--- Begin Supplied records ---

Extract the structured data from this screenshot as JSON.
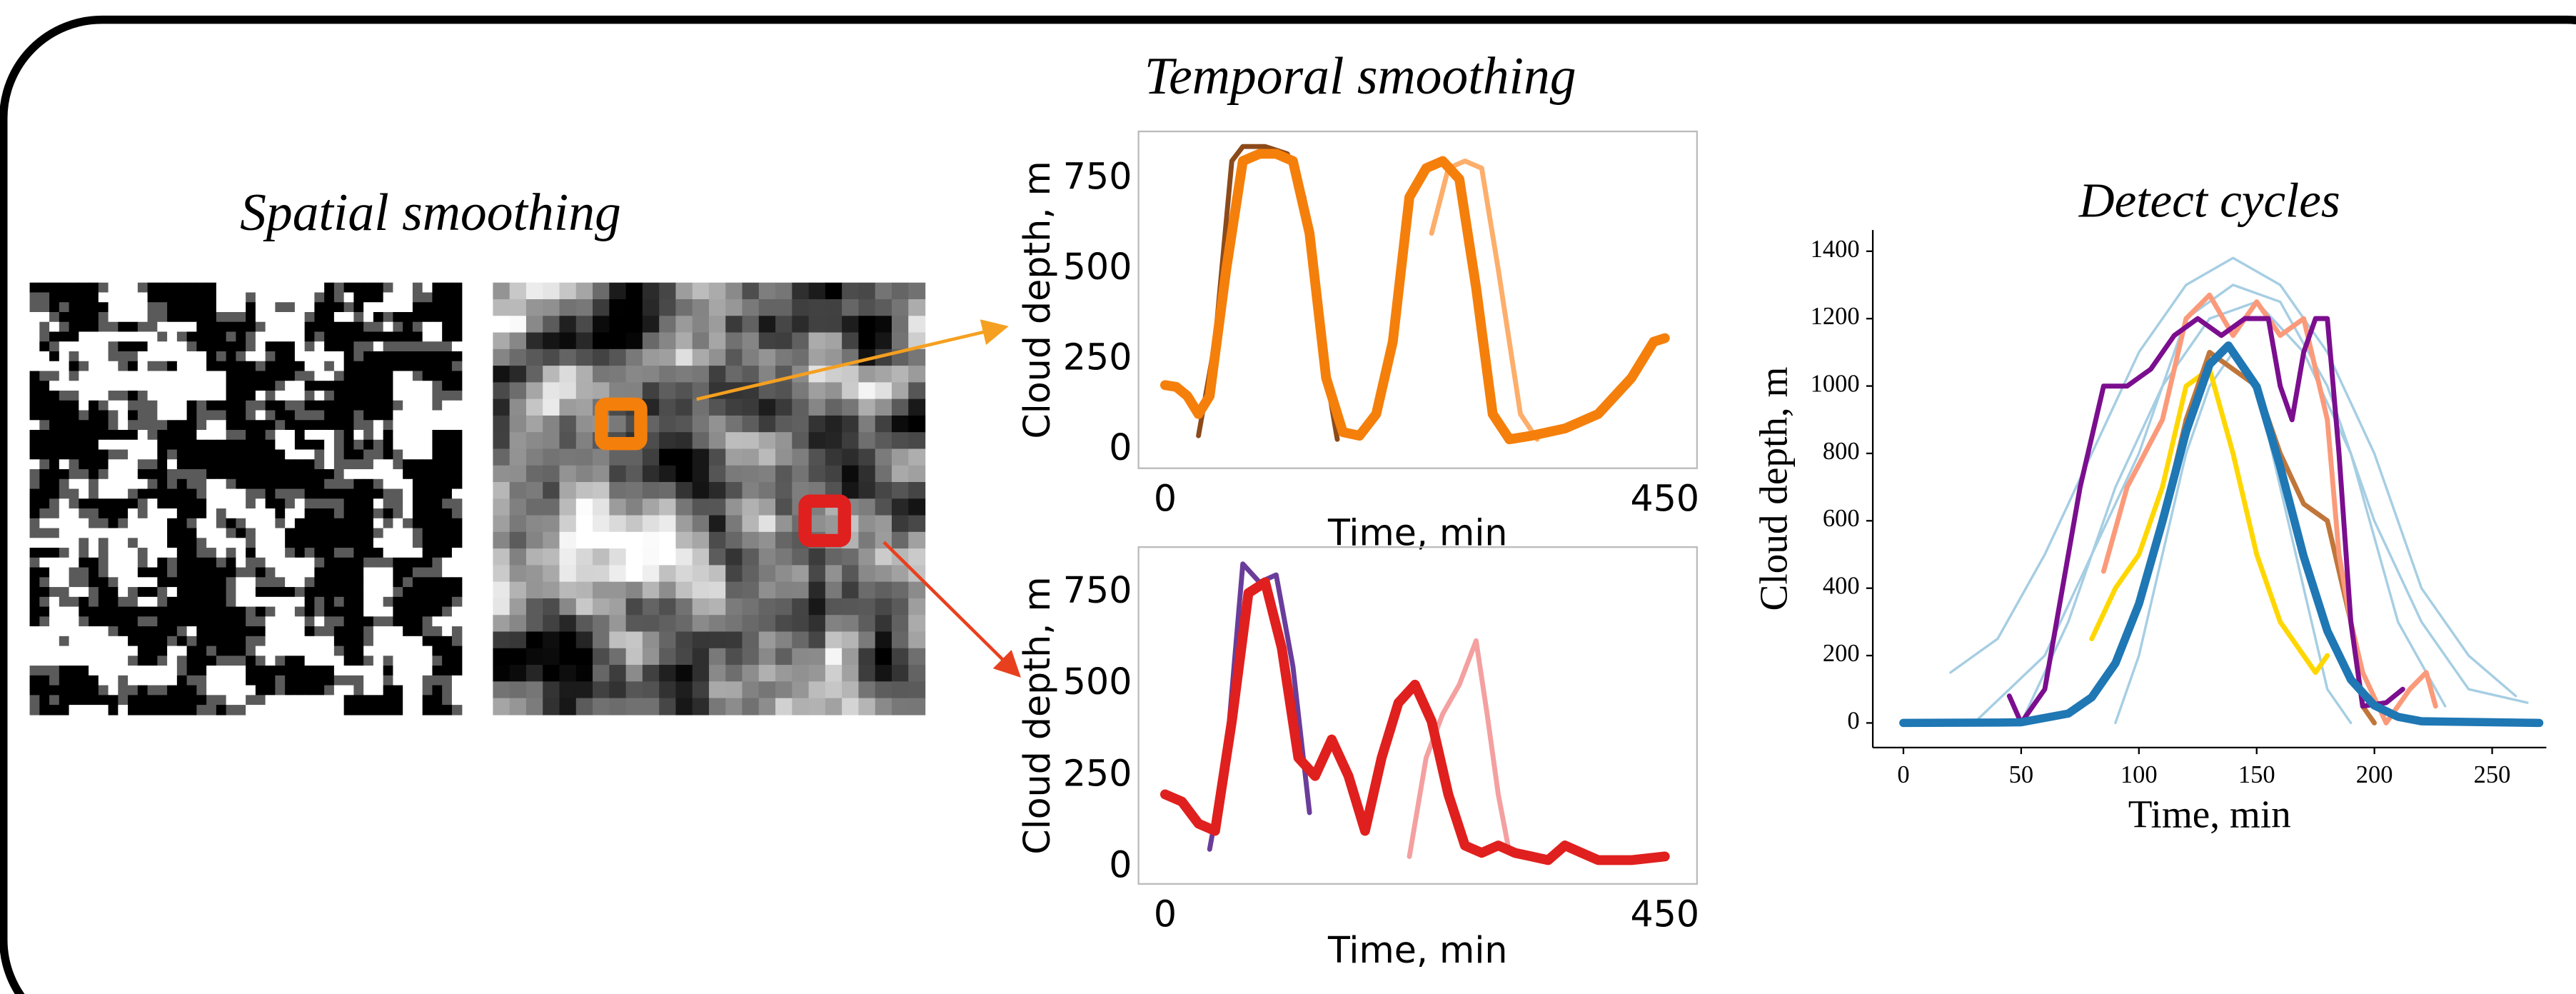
{
  "headings": {
    "spatial": "Spatial smoothing",
    "temporal": "Temporal smoothing"
  },
  "chart_data": [
    {
      "type": "line",
      "xlabel": "Time, min",
      "ylabel": "Cloud depth, m",
      "xlim": [
        -24,
        479
      ],
      "ylim": [
        -50,
        882
      ],
      "xticks": [
        0,
        450
      ],
      "yticks": [
        0,
        250,
        500,
        750
      ],
      "series": [
        {
          "color": "#8c4a1a",
          "x": [
            30,
            45,
            60,
            70,
            90,
            110,
            125,
            140,
            155
          ],
          "values": [
            40,
            300,
            800,
            840,
            840,
            820,
            700,
            300,
            30
          ]
        },
        {
          "color": "#fdae6b",
          "x": [
            240,
            255,
            270,
            285,
            300,
            320,
            335
          ],
          "values": [
            600,
            780,
            800,
            780,
            500,
            100,
            30
          ]
        },
        {
          "color": "#f57f0b",
          "x": [
            0,
            10,
            20,
            30,
            40,
            55,
            70,
            85,
            100,
            115,
            130,
            145,
            160,
            175,
            190,
            205,
            220,
            235,
            250,
            265,
            280,
            295,
            310,
            330,
            360,
            390,
            420,
            440,
            450
          ],
          "values": [
            180,
            175,
            150,
            100,
            150,
            500,
            800,
            820,
            820,
            800,
            600,
            200,
            50,
            40,
            100,
            300,
            700,
            780,
            800,
            750,
            450,
            100,
            30,
            40,
            60,
            100,
            200,
            300,
            310
          ]
        }
      ]
    },
    {
      "type": "line",
      "xlabel": "Time, min",
      "ylabel": "Cloud depth, m",
      "xlim": [
        -24,
        479
      ],
      "ylim": [
        -45,
        876
      ],
      "xticks": [
        0,
        450
      ],
      "yticks": [
        0,
        250,
        500,
        750
      ],
      "series": [
        {
          "color": "#6a3d9a",
          "x": [
            40,
            55,
            70,
            85,
            100,
            115,
            130
          ],
          "values": [
            50,
            300,
            830,
            780,
            800,
            550,
            150
          ]
        },
        {
          "color": "#f4a0a0",
          "x": [
            220,
            235,
            250,
            265,
            280,
            290,
            300,
            310
          ],
          "values": [
            30,
            300,
            420,
            500,
            620,
            420,
            200,
            40
          ]
        },
        {
          "color": "#e0201e",
          "x": [
            0,
            15,
            30,
            45,
            60,
            75,
            90,
            105,
            120,
            135,
            150,
            165,
            180,
            195,
            210,
            225,
            240,
            255,
            270,
            285,
            300,
            315,
            330,
            345,
            360,
            375,
            390,
            420,
            450
          ],
          "values": [
            200,
            180,
            120,
            100,
            400,
            750,
            780,
            600,
            300,
            250,
            350,
            250,
            100,
            300,
            450,
            500,
            400,
            200,
            60,
            40,
            60,
            40,
            30,
            20,
            60,
            40,
            20,
            20,
            30
          ]
        }
      ]
    },
    {
      "type": "line",
      "title": "Detect cycles",
      "xlabel": "Time, min",
      "ylabel": "Cloud depth, m",
      "xlim": [
        -13,
        273
      ],
      "ylim": [
        -73,
        1463
      ],
      "xticks": [
        0,
        50,
        100,
        150,
        200,
        250
      ],
      "yticks": [
        0,
        200,
        400,
        600,
        800,
        1000,
        1200,
        1400
      ],
      "series": [
        {
          "color": "#a6cee3",
          "x": [
            20,
            40,
            60,
            80,
            100,
            120,
            140,
            160,
            180,
            200,
            220,
            240,
            260
          ],
          "values": [
            150,
            250,
            500,
            800,
            1100,
            1300,
            1380,
            1300,
            1100,
            800,
            400,
            200,
            80
          ]
        },
        {
          "color": "#a6cee3",
          "x": [
            50,
            70,
            90,
            110,
            130,
            150,
            170,
            190,
            210,
            230
          ],
          "values": [
            0,
            300,
            700,
            1000,
            1200,
            1250,
            1100,
            800,
            300,
            50
          ]
        },
        {
          "color": "#a6cee3",
          "x": [
            90,
            100,
            110,
            120,
            130,
            140,
            150,
            160,
            170,
            180,
            190
          ],
          "values": [
            0,
            200,
            500,
            800,
            1000,
            1100,
            1000,
            700,
            400,
            100,
            0
          ]
        },
        {
          "color": "#a6cee3",
          "x": [
            30,
            60,
            80,
            100,
            120,
            140,
            160,
            180,
            200,
            220,
            240,
            265
          ],
          "values": [
            0,
            200,
            500,
            800,
            1200,
            1300,
            1250,
            1000,
            600,
            300,
            100,
            60
          ]
        },
        {
          "color": "#ffd700",
          "x": [
            80,
            90,
            100,
            110,
            120,
            130,
            140,
            150,
            160,
            170,
            175,
            180
          ],
          "values": [
            250,
            400,
            500,
            700,
            1000,
            1050,
            800,
            500,
            300,
            200,
            150,
            200
          ]
        },
        {
          "color": "#c0763a",
          "x": [
            110,
            120,
            130,
            140,
            150,
            160,
            170,
            180,
            190,
            195,
            200
          ],
          "values": [
            600,
            900,
            1100,
            1050,
            1000,
            800,
            650,
            600,
            300,
            50,
            0
          ]
        },
        {
          "color": "#fb9a7a",
          "x": [
            85,
            95,
            110,
            120,
            130,
            140,
            150,
            160,
            170,
            175,
            180,
            185,
            190,
            195,
            205,
            215,
            222,
            226
          ],
          "values": [
            450,
            700,
            900,
            1200,
            1270,
            1150,
            1250,
            1150,
            1200,
            1050,
            900,
            500,
            300,
            150,
            0,
            100,
            150,
            50
          ]
        },
        {
          "color": "#7b0e8e",
          "x": [
            45,
            50,
            60,
            75,
            85,
            95,
            105,
            115,
            125,
            135,
            145,
            155,
            160,
            165,
            170,
            175,
            180,
            185,
            190,
            195,
            205,
            212
          ],
          "values": [
            80,
            0,
            100,
            700,
            1000,
            1000,
            1050,
            1150,
            1200,
            1150,
            1200,
            1200,
            1000,
            900,
            1100,
            1200,
            1200,
            800,
            300,
            50,
            60,
            100
          ]
        },
        {
          "color": "#1f77b4",
          "x": [
            0,
            40,
            50,
            70,
            80,
            90,
            100,
            110,
            120,
            130,
            138,
            150,
            160,
            170,
            180,
            190,
            200,
            210,
            220,
            270
          ],
          "values": [
            0,
            1,
            2,
            28,
            76,
            177,
            353,
            598,
            864,
            1064,
            1120,
            998,
            761,
            494,
            273,
            129,
            52,
            18,
            5,
            0
          ]
        }
      ]
    }
  ]
}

--- End Supplied records ---

**Given problem**
Reproduce the records above exactly, leaving out every picture they contain.

**Written answer**
Extract the structured data from this screenshot as JSON.
{
  "headings": {
    "spatial": "Spatial smoothing",
    "temporal": "Temporal smoothing"
  },
  "chart_data": [
    {
      "type": "line",
      "xlabel": "Time, min",
      "ylabel": "Cloud depth, m",
      "xlim": [
        -24,
        479
      ],
      "ylim": [
        -50,
        882
      ],
      "xticks": [
        0,
        450
      ],
      "yticks": [
        0,
        250,
        500,
        750
      ],
      "series": [
        {
          "color": "#8c4a1a",
          "x": [
            30,
            45,
            60,
            70,
            90,
            110,
            125,
            140,
            155
          ],
          "values": [
            40,
            300,
            800,
            840,
            840,
            820,
            700,
            300,
            30
          ]
        },
        {
          "color": "#fdae6b",
          "x": [
            240,
            255,
            270,
            285,
            300,
            320,
            335
          ],
          "values": [
            600,
            780,
            800,
            780,
            500,
            100,
            30
          ]
        },
        {
          "color": "#f57f0b",
          "x": [
            0,
            10,
            20,
            30,
            40,
            55,
            70,
            85,
            100,
            115,
            130,
            145,
            160,
            175,
            190,
            205,
            220,
            235,
            250,
            265,
            280,
            295,
            310,
            330,
            360,
            390,
            420,
            440,
            450
          ],
          "values": [
            180,
            175,
            150,
            100,
            150,
            500,
            800,
            820,
            820,
            800,
            600,
            200,
            50,
            40,
            100,
            300,
            700,
            780,
            800,
            750,
            450,
            100,
            30,
            40,
            60,
            100,
            200,
            300,
            310
          ]
        }
      ]
    },
    {
      "type": "line",
      "xlabel": "Time, min",
      "ylabel": "Cloud depth, m",
      "xlim": [
        -24,
        479
      ],
      "ylim": [
        -45,
        876
      ],
      "xticks": [
        0,
        450
      ],
      "yticks": [
        0,
        250,
        500,
        750
      ],
      "series": [
        {
          "color": "#6a3d9a",
          "x": [
            40,
            55,
            70,
            85,
            100,
            115,
            130
          ],
          "values": [
            50,
            300,
            830,
            780,
            800,
            550,
            150
          ]
        },
        {
          "color": "#f4a0a0",
          "x": [
            220,
            235,
            250,
            265,
            280,
            290,
            300,
            310
          ],
          "values": [
            30,
            300,
            420,
            500,
            620,
            420,
            200,
            40
          ]
        },
        {
          "color": "#e0201e",
          "x": [
            0,
            15,
            30,
            45,
            60,
            75,
            90,
            105,
            120,
            135,
            150,
            165,
            180,
            195,
            210,
            225,
            240,
            255,
            270,
            285,
            300,
            315,
            330,
            345,
            360,
            375,
            390,
            420,
            450
          ],
          "values": [
            200,
            180,
            120,
            100,
            400,
            750,
            780,
            600,
            300,
            250,
            350,
            250,
            100,
            300,
            450,
            500,
            400,
            200,
            60,
            40,
            60,
            40,
            30,
            20,
            60,
            40,
            20,
            20,
            30
          ]
        }
      ]
    },
    {
      "type": "line",
      "title": "Detect cycles",
      "xlabel": "Time, min",
      "ylabel": "Cloud depth, m",
      "xlim": [
        -13,
        273
      ],
      "ylim": [
        -73,
        1463
      ],
      "xticks": [
        0,
        50,
        100,
        150,
        200,
        250
      ],
      "yticks": [
        0,
        200,
        400,
        600,
        800,
        1000,
        1200,
        1400
      ],
      "series": [
        {
          "color": "#a6cee3",
          "x": [
            20,
            40,
            60,
            80,
            100,
            120,
            140,
            160,
            180,
            200,
            220,
            240,
            260
          ],
          "values": [
            150,
            250,
            500,
            800,
            1100,
            1300,
            1380,
            1300,
            1100,
            800,
            400,
            200,
            80
          ]
        },
        {
          "color": "#a6cee3",
          "x": [
            50,
            70,
            90,
            110,
            130,
            150,
            170,
            190,
            210,
            230
          ],
          "values": [
            0,
            300,
            700,
            1000,
            1200,
            1250,
            1100,
            800,
            300,
            50
          ]
        },
        {
          "color": "#a6cee3",
          "x": [
            90,
            100,
            110,
            120,
            130,
            140,
            150,
            160,
            170,
            180,
            190
          ],
          "values": [
            0,
            200,
            500,
            800,
            1000,
            1100,
            1000,
            700,
            400,
            100,
            0
          ]
        },
        {
          "color": "#a6cee3",
          "x": [
            30,
            60,
            80,
            100,
            120,
            140,
            160,
            180,
            200,
            220,
            240,
            265
          ],
          "values": [
            0,
            200,
            500,
            800,
            1200,
            1300,
            1250,
            1000,
            600,
            300,
            100,
            60
          ]
        },
        {
          "color": "#ffd700",
          "x": [
            80,
            90,
            100,
            110,
            120,
            130,
            140,
            150,
            160,
            170,
            175,
            180
          ],
          "values": [
            250,
            400,
            500,
            700,
            1000,
            1050,
            800,
            500,
            300,
            200,
            150,
            200
          ]
        },
        {
          "color": "#c0763a",
          "x": [
            110,
            120,
            130,
            140,
            150,
            160,
            170,
            180,
            190,
            195,
            200
          ],
          "values": [
            600,
            900,
            1100,
            1050,
            1000,
            800,
            650,
            600,
            300,
            50,
            0
          ]
        },
        {
          "color": "#fb9a7a",
          "x": [
            85,
            95,
            110,
            120,
            130,
            140,
            150,
            160,
            170,
            175,
            180,
            185,
            190,
            195,
            205,
            215,
            222,
            226
          ],
          "values": [
            450,
            700,
            900,
            1200,
            1270,
            1150,
            1250,
            1150,
            1200,
            1050,
            900,
            500,
            300,
            150,
            0,
            100,
            150,
            50
          ]
        },
        {
          "color": "#7b0e8e",
          "x": [
            45,
            50,
            60,
            75,
            85,
            95,
            105,
            115,
            125,
            135,
            145,
            155,
            160,
            165,
            170,
            175,
            180,
            185,
            190,
            195,
            205,
            212
          ],
          "values": [
            80,
            0,
            100,
            700,
            1000,
            1000,
            1050,
            1150,
            1200,
            1150,
            1200,
            1200,
            1000,
            900,
            1100,
            1200,
            1200,
            800,
            300,
            50,
            60,
            100
          ]
        },
        {
          "color": "#1f77b4",
          "x": [
            0,
            40,
            50,
            70,
            80,
            90,
            100,
            110,
            120,
            130,
            138,
            150,
            160,
            170,
            180,
            190,
            200,
            210,
            220,
            270
          ],
          "values": [
            0,
            1,
            2,
            28,
            76,
            177,
            353,
            598,
            864,
            1064,
            1120,
            998,
            761,
            494,
            273,
            129,
            52,
            18,
            5,
            0
          ]
        }
      ]
    }
  ]
}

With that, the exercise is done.